:: Task requirements ::
Pull out every line below holding the word "Русский".

:: Data in this exercise ::
○ ○ ○ ○
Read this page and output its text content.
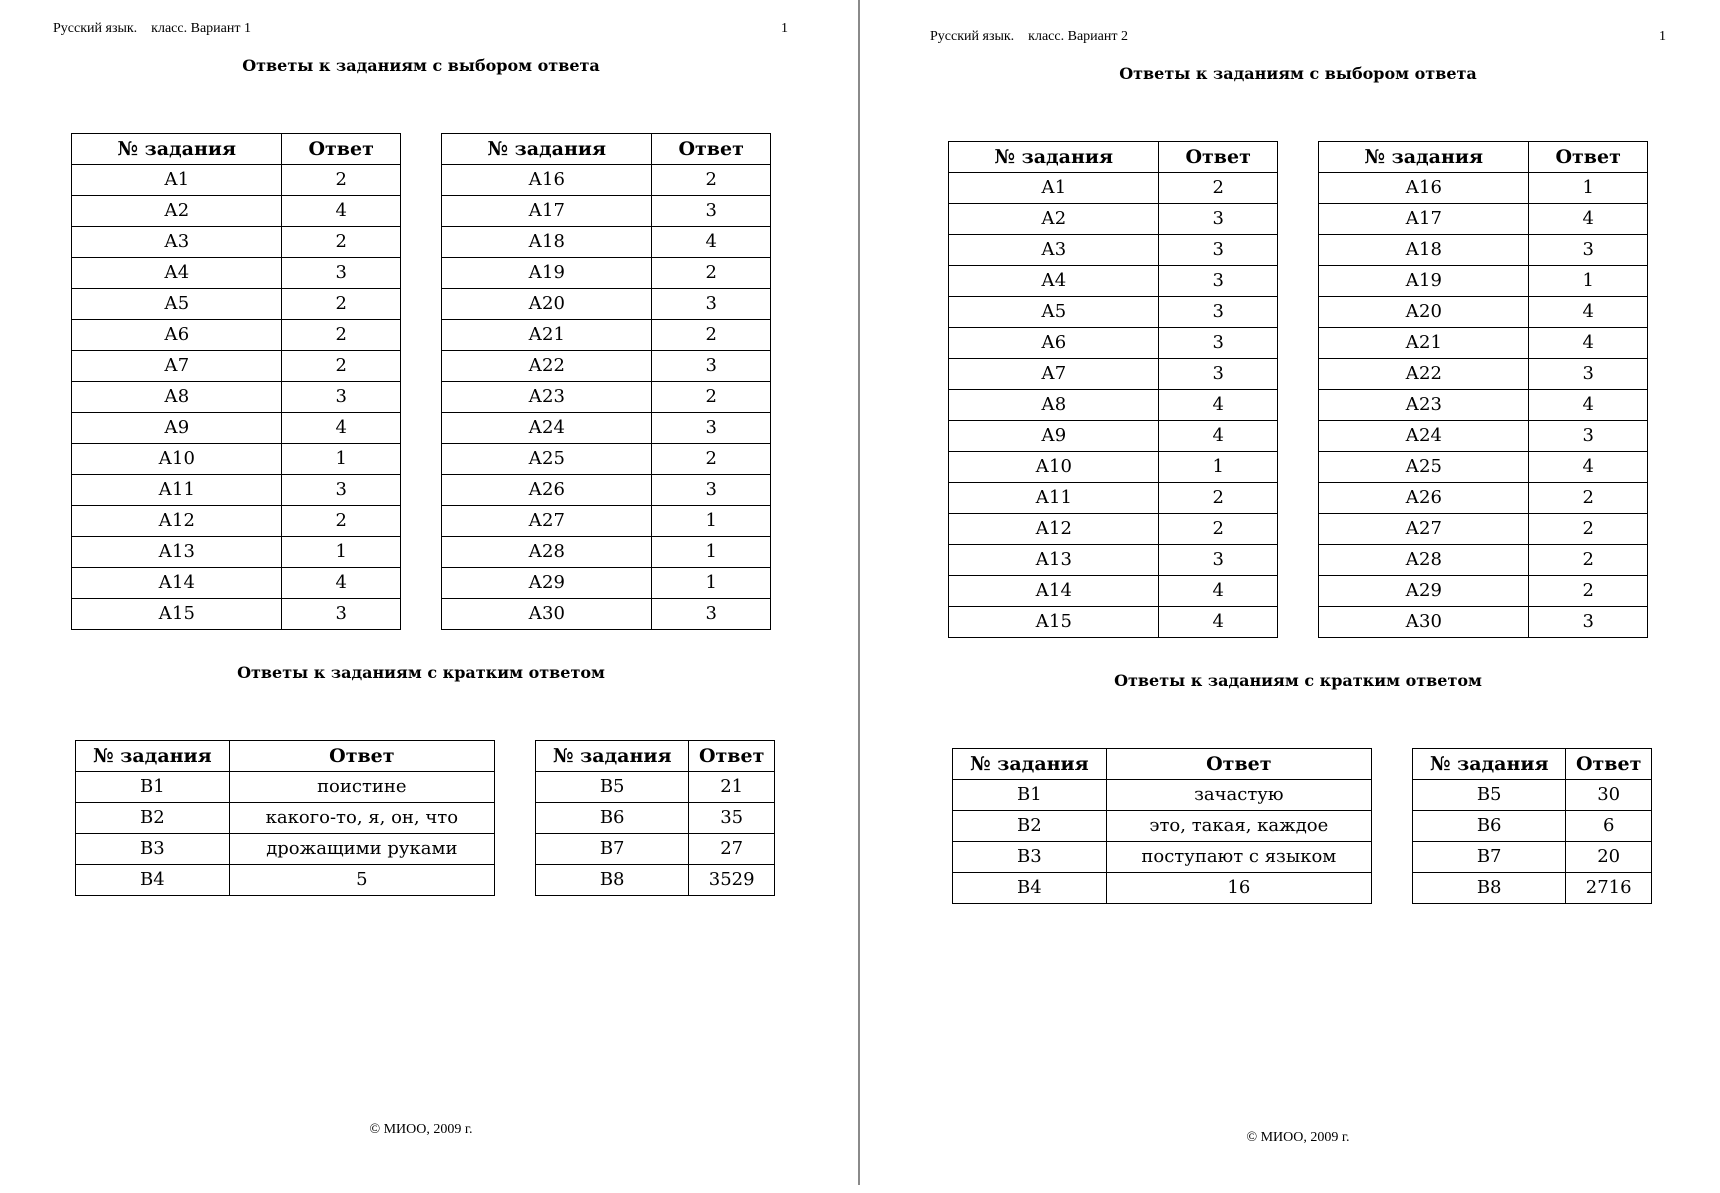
Русский язык.    класс. Вариант 1	1
Ответы к заданиям с выбором ответа
№ задания	Ответ
А1	2
А2	4
А3	2
А4	3
А5	2
А6	2
А7	2
А8	3
А9	4
А10	1
А11	3
А12	2
А13	1
А14	4
А15	3
№ задания	Ответ
А16	2
А17	3
А18	4
А19	2
А20	3
А21	2
А22	3
А23	2
А24	3
А25	2
А26	3
А27	1
А28	1
А29	1
А30	3
Ответы к заданиям с кратким ответом
№ задания	Ответ
В1	поистине
В2	какого-то, я, он, что
В3	дрожащими руками
В4	5
№ задания	Ответ
В5	21
В6	35
В7	27
В8	3529
© МИОО, 2009 г.
Русский язык.    класс. Вариант 2	1
Ответы к заданиям с выбором ответа
№ задания	Ответ
А1	2
А2	3
А3	3
А4	3
А5	3
А6	3
А7	3
А8	4
А9	4
А10	1
А11	2
А12	2
А13	3
А14	4
А15	4
№ задания	Ответ
А16	1
А17	4
А18	3
А19	1
А20	4
А21	4
А22	3
А23	4
А24	3
А25	4
А26	2
А27	2
А28	2
А29	2
А30	3
Ответы к заданиям с кратким ответом
№ задания	Ответ
В1	зачастую
В2	это, такая, каждое
В3	поступают с языком
В4	16
№ задания	Ответ
В5	30
В6	6
В7	20
В8	2716
© МИОО, 2009 г.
○ ○ ○ ○
:: Solution for this task ::
Русский язык.    класс. Вариант 1	1
Русский язык.    класс. Вариант 2	1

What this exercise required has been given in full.